Figure contents as structured data
= = = =

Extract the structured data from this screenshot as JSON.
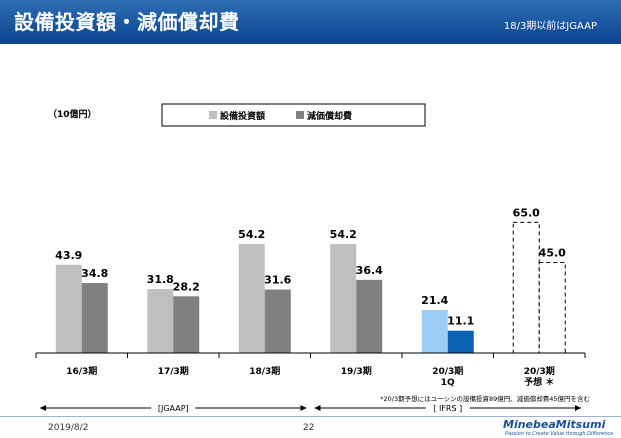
{
  "header": {
    "title": "設備投資額・減価償却費",
    "note": "18/3期以前はJGAAP"
  },
  "footer": {
    "date": "2019/8/2",
    "page": "22",
    "logo_name": "MinebeaMitsumi",
    "logo_tagline": "Passion to Create Value through Difference"
  },
  "chart_data": {
    "type": "bar",
    "unit_label": "（10億円）",
    "categories": [
      [
        "16/3期"
      ],
      [
        "17/3期"
      ],
      [
        "18/3期"
      ],
      [
        "19/3期"
      ],
      [
        "20/3期",
        "1Q"
      ],
      [
        "20/3期",
        "予想 ＊"
      ]
    ],
    "series": [
      {
        "name": "設備投資額",
        "color": "#bfbfbf",
        "values": [
          43.9,
          31.8,
          54.2,
          54.2,
          21.4,
          65.0
        ],
        "labels": [
          "43.9",
          "31.8",
          "54.2",
          "54.2",
          "21.4",
          "65.0"
        ],
        "highlight_colors": [
          null,
          null,
          null,
          null,
          "#9ccdf5",
          null
        ]
      },
      {
        "name": "減価償却費",
        "color": "#808080",
        "values": [
          34.8,
          28.2,
          31.6,
          36.4,
          11.1,
          45.0
        ],
        "labels": [
          "34.8",
          "28.2",
          "31.6",
          "36.4",
          "11.1",
          "45.0"
        ],
        "highlight_colors": [
          null,
          null,
          null,
          null,
          "#0a62b4",
          null
        ]
      }
    ],
    "forecast_category_index": 5,
    "legend_position": "top-center",
    "ylim": [
      0,
      70
    ],
    "grid": false,
    "periods": [
      {
        "label": "[JGAAP]",
        "from_category": 0,
        "to_category": 2
      },
      {
        "label": "[ IFRS ]",
        "from_category": 3,
        "to_category": 5
      }
    ],
    "footnote": "*20/3期予想にはユーシンの設備投資89億円、減価償却費45億円を含む"
  }
}
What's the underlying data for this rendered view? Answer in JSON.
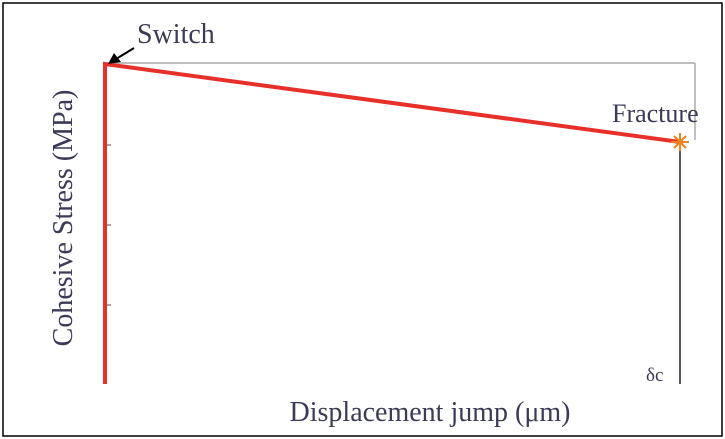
{
  "diagram": {
    "y_axis_label": "Cohesive Stress (MPa)",
    "x_axis_label": "Displacement jump (μm)",
    "annotations": {
      "switch": "Switch",
      "fracture": "Fracture",
      "critical_jump": "δc"
    }
  }
}
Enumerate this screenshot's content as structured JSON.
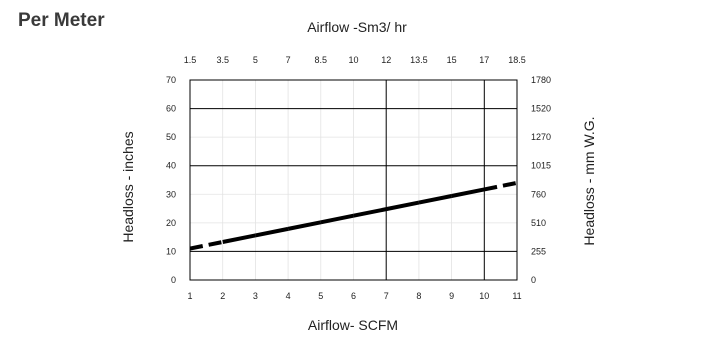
{
  "page": {
    "title": "Per Meter"
  },
  "chart_data": {
    "type": "line",
    "title": "",
    "xlabel": "Airflow- SCFM",
    "ylabel": "Headloss - inches",
    "x2label": "Airflow -Sm3/ hr",
    "y2label": "Headloss - mm W.G.",
    "xlim": [
      1,
      11
    ],
    "ylim": [
      0,
      70
    ],
    "x_ticks": [
      1,
      2,
      3,
      4,
      5,
      6,
      7,
      8,
      9,
      10,
      11
    ],
    "y_ticks": [
      0,
      10,
      20,
      30,
      40,
      50,
      60,
      70
    ],
    "x2_ticks": [
      "1.5",
      "3.5",
      "5",
      "7",
      "8.5",
      "10",
      "12",
      "13.5",
      "15",
      "17",
      "18.5"
    ],
    "y2_ticks": [
      "0",
      "255",
      "510",
      "760",
      "1015",
      "1270",
      "1520",
      "1780"
    ],
    "grid": true,
    "series": [
      {
        "x": [
          1,
          2,
          3,
          4,
          5,
          6,
          7,
          8,
          9,
          10,
          11
        ],
        "y": [
          11,
          13.3,
          15.6,
          17.9,
          20.2,
          22.5,
          24.8,
          27.1,
          29.4,
          31.7,
          34
        ],
        "color": "#000000",
        "dashed_ranges": [
          [
            1,
            2
          ],
          [
            10,
            11
          ]
        ]
      }
    ]
  }
}
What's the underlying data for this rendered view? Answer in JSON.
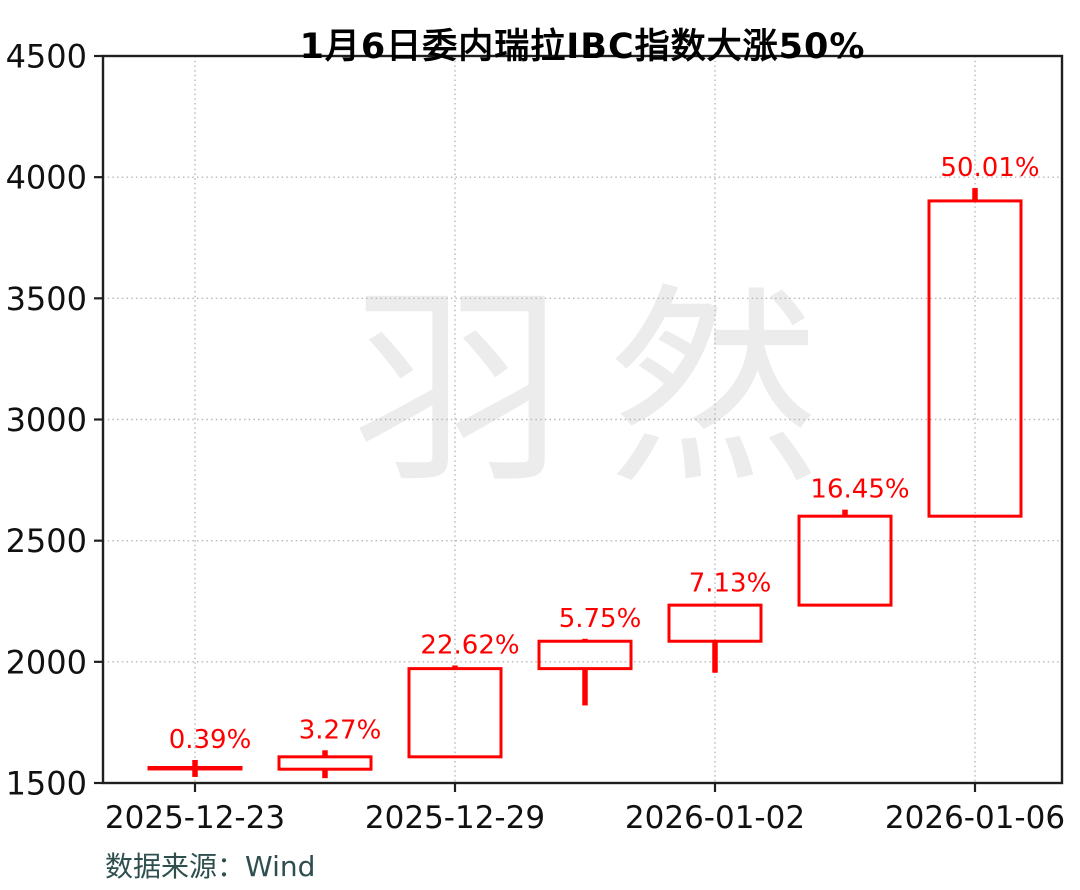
{
  "chart_data": {
    "type": "candlestick",
    "title": "1月6日委内瑞拉IBC指数大涨50%",
    "source_note": "数据来源：Wind",
    "watermark": "羽然",
    "legend": "none",
    "grid": "dotted",
    "y_axis": {
      "min": 1500,
      "max": 4500,
      "step": 500,
      "tick_labels": [
        "1500",
        "2000",
        "2500",
        "3000",
        "3500",
        "4000",
        "4500"
      ]
    },
    "x_axis": {
      "tick_labels": [
        {
          "candle_index": 0,
          "label": "2025-12-23"
        },
        {
          "candle_index": 2,
          "label": "2025-12-29"
        },
        {
          "candle_index": 4,
          "label": "2026-01-02"
        },
        {
          "candle_index": 6,
          "label": "2026-01-06"
        }
      ]
    },
    "candles": [
      {
        "open": 1558,
        "high": 1595,
        "low": 1525,
        "close": 1564,
        "change_label": "0.39%"
      },
      {
        "open": 1557,
        "high": 1635,
        "low": 1520,
        "close": 1608,
        "change_label": "3.27%"
      },
      {
        "open": 1608,
        "high": 1985,
        "low": 1608,
        "close": 1972,
        "change_label": "22.62%"
      },
      {
        "open": 1972,
        "high": 2095,
        "low": 1820,
        "close": 2085,
        "change_label": "5.75%"
      },
      {
        "open": 2085,
        "high": 2240,
        "low": 1955,
        "close": 2234,
        "change_label": "7.13%"
      },
      {
        "open": 2234,
        "high": 2628,
        "low": 2234,
        "close": 2601,
        "change_label": "16.45%"
      },
      {
        "open": 2601,
        "high": 3955,
        "low": 2601,
        "close": 3902,
        "change_label": "50.01%"
      }
    ],
    "colors": {
      "candle": "#ff0000",
      "pct_label": "#ff0000",
      "grid": "#b8b8b8",
      "axis": "#1f1f1f",
      "tick_text": "#111111",
      "watermark": "#ececec",
      "source_text": "#2f4f4f",
      "title_text": "#000000"
    }
  }
}
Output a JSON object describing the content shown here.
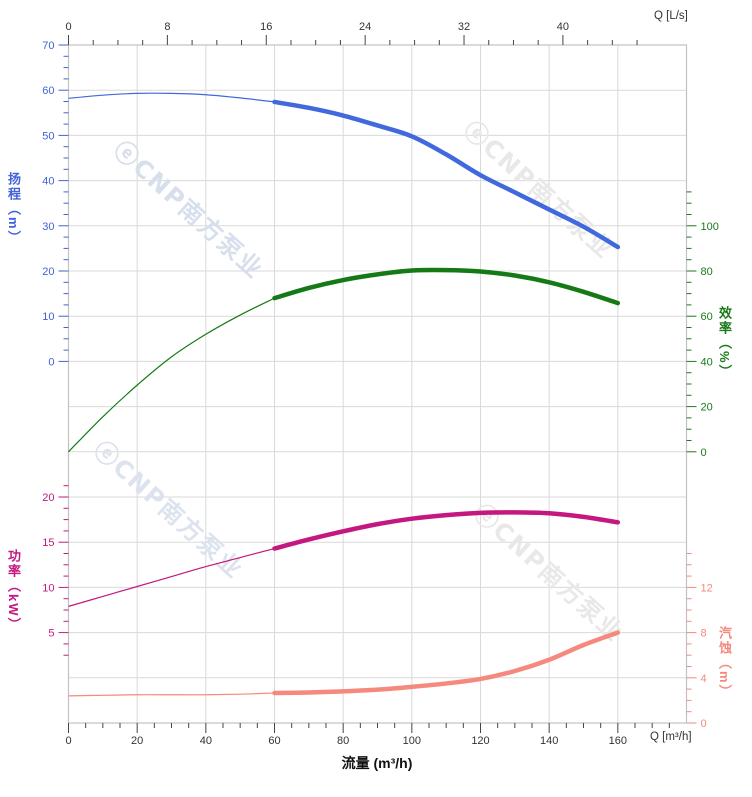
{
  "watermark": {
    "text": "ⓔCNP南方泵业"
  },
  "chart_data": {
    "type": "line",
    "title": "",
    "x": [
      0,
      10,
      20,
      30,
      40,
      50,
      60,
      70,
      80,
      90,
      100,
      110,
      120,
      130,
      140,
      150,
      160
    ],
    "x_unit": "m³/h",
    "thick_range": [
      60,
      160
    ],
    "grid": true,
    "series": [
      {
        "key": "head",
        "name": "扬程",
        "unit": "m",
        "color": "#4168dd",
        "values": [
          58.2,
          58.9,
          59.3,
          59.3,
          59.0,
          58.3,
          57.4,
          56.1,
          54.4,
          52.2,
          49.8,
          45.8,
          41.2,
          37.4,
          33.6,
          29.8,
          25.3
        ]
      },
      {
        "key": "efficiency",
        "name": "效率",
        "unit": "%",
        "color": "#157a15",
        "values": [
          0,
          15.5,
          29.5,
          42,
          52,
          60.5,
          68,
          72.5,
          76,
          78.5,
          80.2,
          80.4,
          79.8,
          78,
          75,
          70.8,
          65.8
        ]
      },
      {
        "key": "power",
        "name": "功率",
        "unit": "kW",
        "color": "#c4177f",
        "values": [
          7.9,
          9.0,
          10.1,
          11.2,
          12.3,
          13.3,
          14.3,
          15.3,
          16.2,
          17.0,
          17.6,
          18.0,
          18.25,
          18.3,
          18.2,
          17.8,
          17.2
        ]
      },
      {
        "key": "npsh",
        "name": "汽蚀",
        "unit": "m",
        "color": "#f5897d",
        "values": [
          2.4,
          2.45,
          2.5,
          2.5,
          2.5,
          2.55,
          2.65,
          2.7,
          2.8,
          2.95,
          3.2,
          3.5,
          3.9,
          4.6,
          5.6,
          6.9,
          8.0
        ]
      }
    ],
    "axes": {
      "flow_top": {
        "label": "Q [L/s]",
        "min": 0,
        "max": 50,
        "ticks": [
          0,
          8,
          16,
          24,
          32,
          40
        ],
        "minor_step": 2,
        "color": "#333333"
      },
      "flow_bottom": {
        "label": "Q [m³/h]",
        "title": "流量 (m³/h)",
        "min": 0,
        "max": 180,
        "ticks": [
          0,
          20,
          40,
          60,
          80,
          100,
          120,
          140,
          160
        ],
        "minor_step": 5,
        "color": "#333333"
      },
      "head": {
        "title": "扬程（m）",
        "min": 0,
        "max": 70,
        "ticks": [
          70,
          60,
          50,
          40,
          30,
          20,
          10,
          0
        ],
        "minor_step": 2.5,
        "color": "#4262d8"
      },
      "efficiency": {
        "title": "效率（%）",
        "min": 0,
        "max": 100,
        "ticks": [
          100,
          80,
          60,
          40,
          20,
          0
        ],
        "minor_step": 5,
        "color": "#1a7a1a"
      },
      "power": {
        "title": "功率（kW）",
        "min": 0,
        "max": 20,
        "ticks": [
          20,
          15,
          10,
          5
        ],
        "minor_step": 1.25,
        "color": "#c4177f"
      },
      "npsh": {
        "title": "汽蚀（m）",
        "min": 0,
        "max": 12,
        "ticks": [
          12,
          8,
          4,
          0
        ],
        "minor_step": 1,
        "color": "#f5897d"
      }
    }
  }
}
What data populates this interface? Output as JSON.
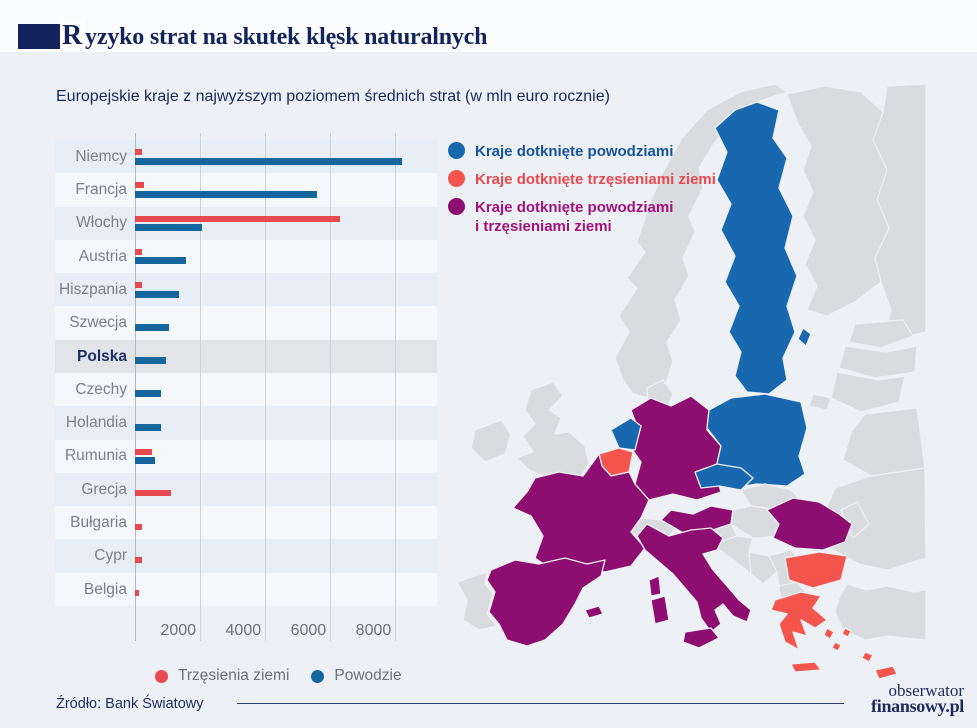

= = = =

● EXERCISE: Where a line holds the string "open", copy that line.

● OUTPUT FOR THIS TASK:
        "open": 1558,
        "open": 1557,
        "open": 1608,
        "open": 1972,
        "open": 2085,
        "open": 2234,
        "open": 2601,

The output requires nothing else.